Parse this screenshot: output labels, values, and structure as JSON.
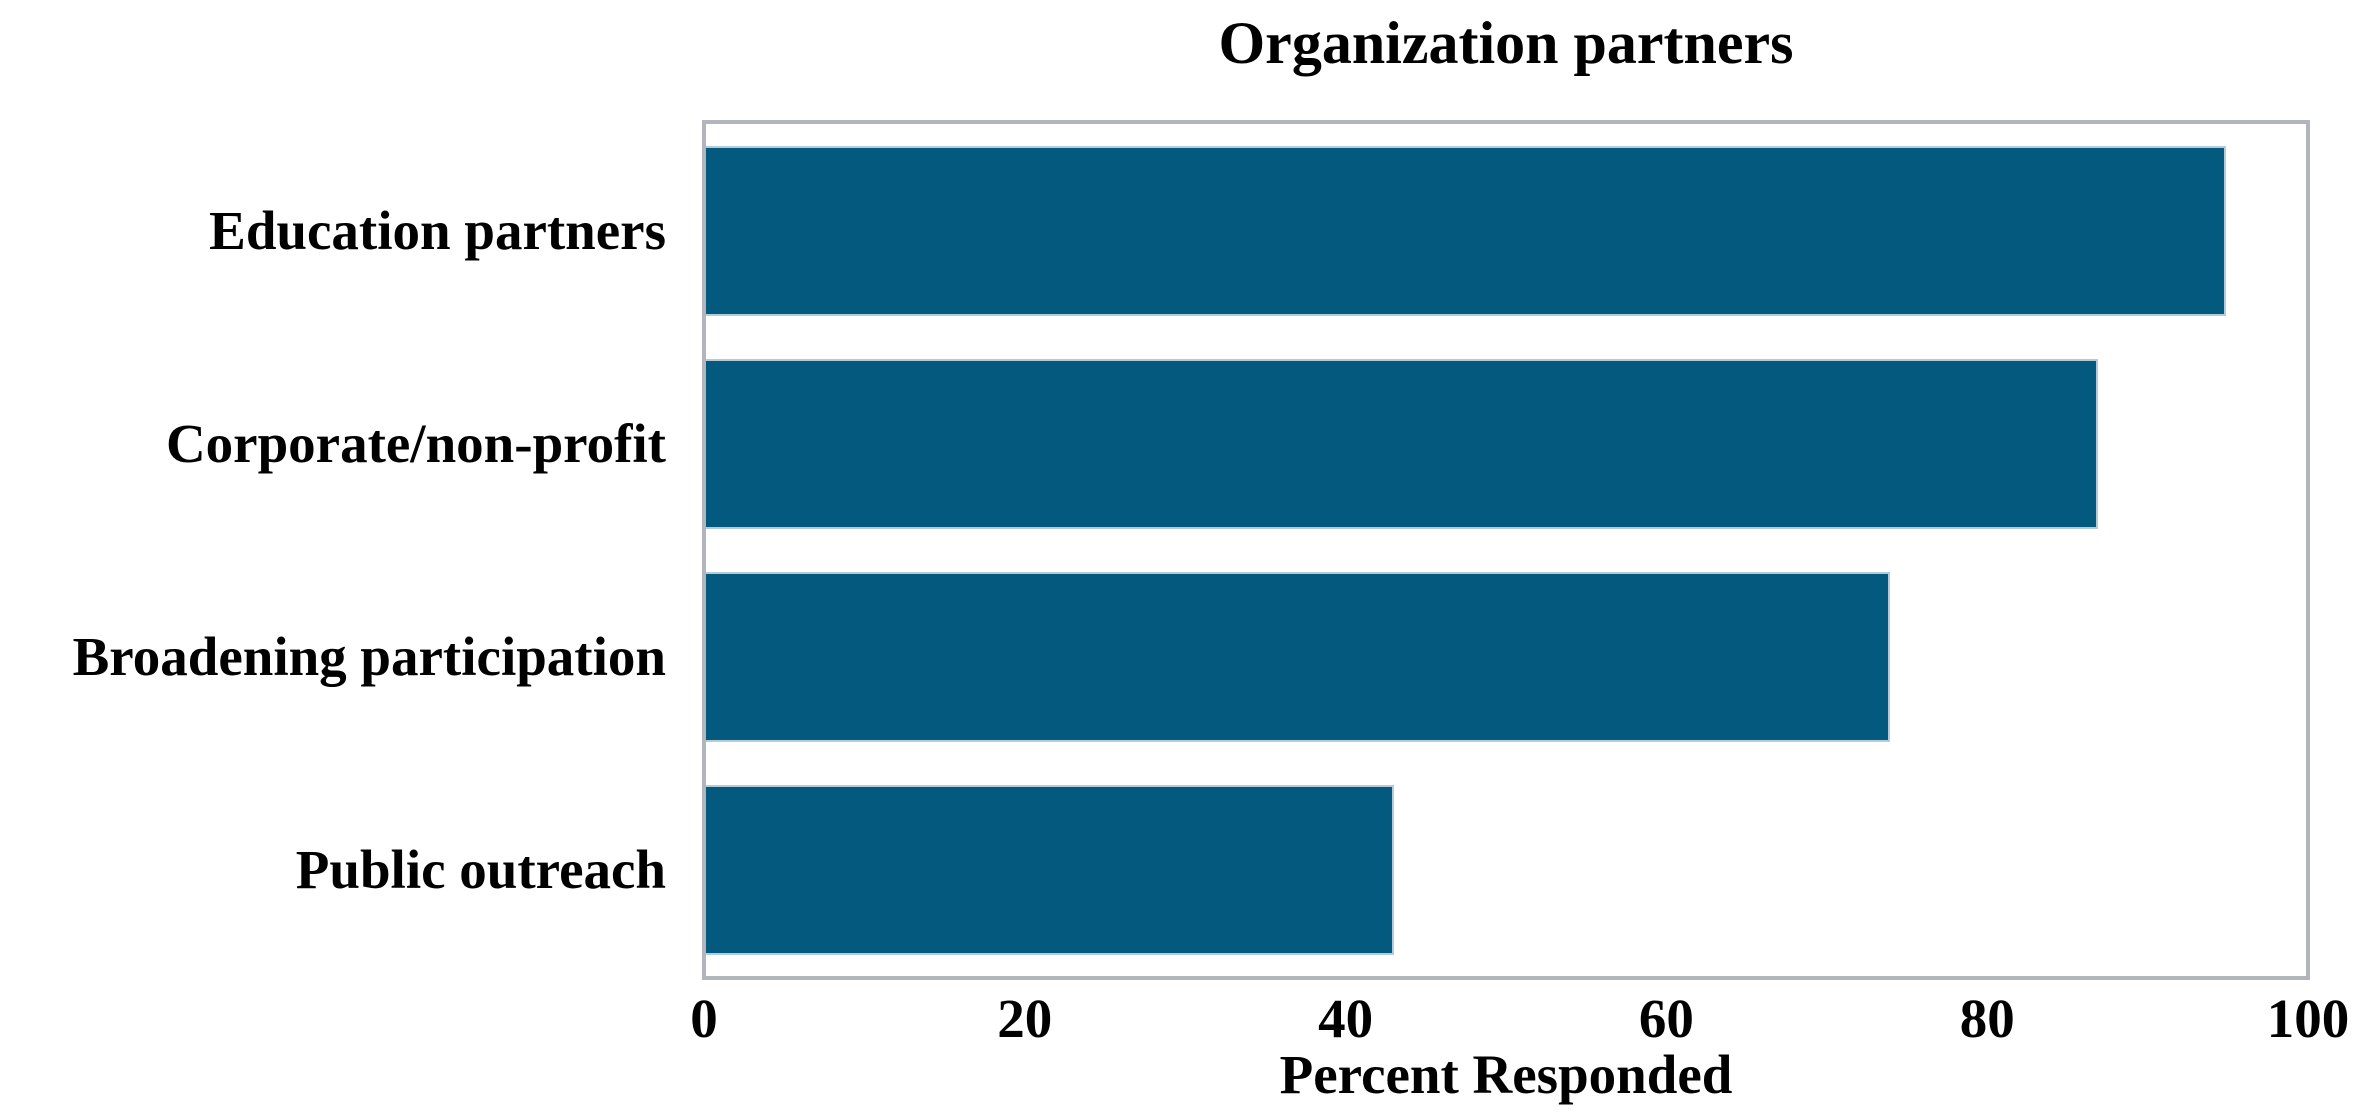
{
  "figure": {
    "title": "Organization partners",
    "x_axis_label": "Percent Responded"
  },
  "chart_data": {
    "type": "bar",
    "orientation": "horizontal",
    "title": "Organization partners",
    "xlabel": "Percent Responded",
    "ylabel": "",
    "categories": [
      "Education partners",
      "Corporate/non-profit",
      "Broadening participation",
      "Public outreach"
    ],
    "values": [
      95,
      87,
      74,
      43
    ],
    "xlim": [
      0,
      100
    ],
    "xticks": [
      0,
      20,
      40,
      60,
      80,
      100
    ],
    "grid": false,
    "legend": false,
    "value_labels_shown": false,
    "colors": {
      "bar_fill": "#04597f",
      "bar_edge": "#b4cbd9",
      "plot_border": "#b2b6bc",
      "background": "#ffffff",
      "text": "#000000"
    }
  }
}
◇ ◇ ◇ ◇ ◇ ◇ ◇
* REQUIRED WORK:
Repeat the material exactly as it reads, without any of its pictures.

* SOLUTION:
Parse this screenshot: output labels, values, and structure as JSON.
{
  "figure": {
    "title": "Organization partners",
    "x_axis_label": "Percent Responded"
  },
  "chart_data": {
    "type": "bar",
    "orientation": "horizontal",
    "title": "Organization partners",
    "xlabel": "Percent Responded",
    "ylabel": "",
    "categories": [
      "Education partners",
      "Corporate/non-profit",
      "Broadening participation",
      "Public outreach"
    ],
    "values": [
      95,
      87,
      74,
      43
    ],
    "xlim": [
      0,
      100
    ],
    "xticks": [
      0,
      20,
      40,
      60,
      80,
      100
    ],
    "grid": false,
    "legend": false,
    "value_labels_shown": false,
    "colors": {
      "bar_fill": "#04597f",
      "bar_edge": "#b4cbd9",
      "plot_border": "#b2b6bc",
      "background": "#ffffff",
      "text": "#000000"
    }
  }
}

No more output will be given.